### OBJECTIVE
Quote every line below exactly and skip any picture.

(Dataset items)
::::::

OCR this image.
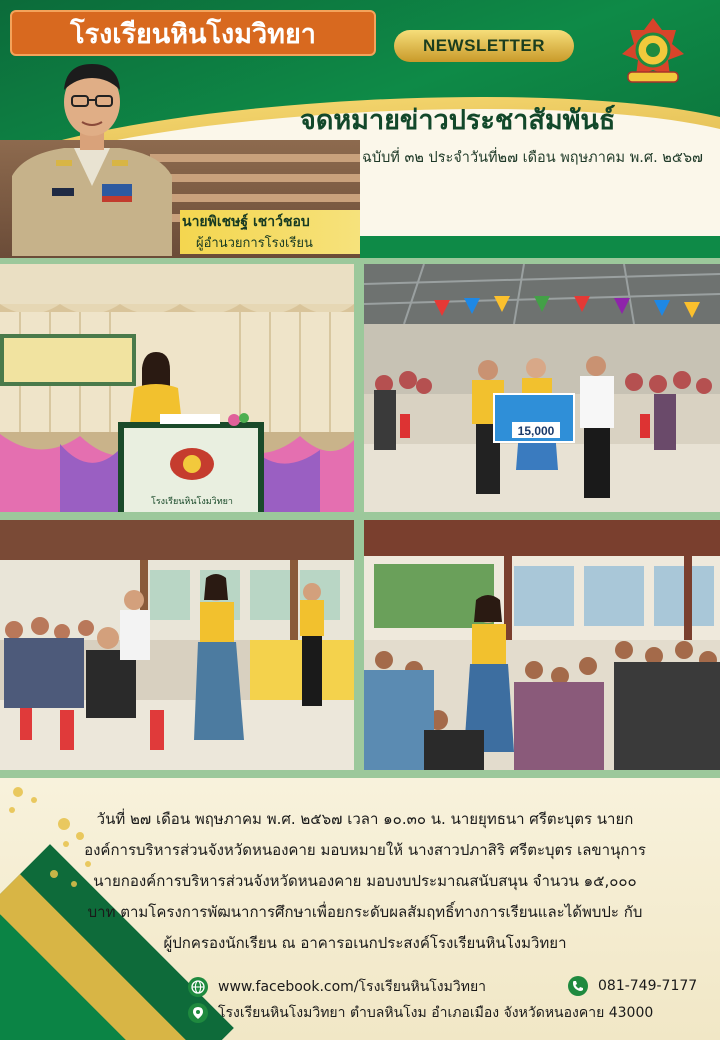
โรงเรียนหินโงมวิทยา	NEWSLETTER
จดหมายข่าวประชาสัมพันธ์
ฉบับที่ ๓๒ ประจำวันที่๒๗ เดือน พฤษภาคม พ.ศ. ๒๕๖๗
นายพิเชษฐ์ เชาว์ชอบ
ผู้อำนวยการโรงเรียน
โรงเรียนหินโงมวิทยา
15,000
วันที่ ๒๗ เดือน พฤษภาคม พ.ศ. ๒๕๖๗ เวลา ๑๐.๓๐ น. นายยุทธนา ศรีตะบุตร นายก
องค์การบริหารส่วนจังหวัดหนองคาย มอบหมายให้ นางสาวปภาสิริ ศรีตะบุตร เลขานุการ
นายกองค์การบริหารส่วนจังหวัดหนองคาย มอบงบประมาณสนับสนุน จำนวน ๑๕,๐๐๐
บาท ตามโครงการพัฒนาการศึกษาเพื่อยกระดับผลสัมฤทธิ์ทางการเรียนและได้พบปะ กับ
ผู้ปกครองนักเรียน ณ อาคารอเนกประสงค์โรงเรียนหินโงมวิทยา
www.facebook.com/โรงเรียนหินโงมวิทยา	081-749-7177
โรงเรียนหินโงมวิทยา ตำบลหินโงม อำเภอเมือง จังหวัดหนองคาย 43000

::::::

### WORKED ANSWER
OCR this image.
โรงเรียนหินโงมวิทยา	NEWSLETTER
จดหมายข่าวประชาสัมพันธ์
ฉบับที่ ๓๒ ประจำวันที่๒๗ เดือน พฤษภาคม พ.ศ. ๒๕๖๗
นายพิเชษฐ์ เชาว์ชอบ
ผู้อำนวยการโรงเรียน
โรงเรียนหินโงมวิทยา
15,000
วันที่ ๒๗ เดือน พฤษภาคม พ.ศ. ๒๕๖๗ เวลา ๑๐.๓๐ น. นายยุทธนา ศรีตะบุตร นายก
องค์การบริหารส่วนจังหวัดหนองคาย มอบหมายให้ นางสาวปภาสิริ ศรีตะบุตร เลขานุการ
นายกองค์การบริหารส่วนจังหวัดหนองคาย มอบงบประมาณสนับสนุน จำนวน ๑๕,๐๐๐
บาท ตามโครงการพัฒนาการศึกษาเพื่อยกระดับผลสัมฤทธิ์ทางการเรียนและได้พบปะ กับ
ผู้ปกครองนักเรียน ณ อาคารอเนกประสงค์โรงเรียนหินโงมวิทยา
www.facebook.com/โรงเรียนหินโงมวิทยา	081-749-7177
โรงเรียนหินโงมวิทยา ตำบลหินโงม อำเภอเมือง จังหวัดหนองคาย 43000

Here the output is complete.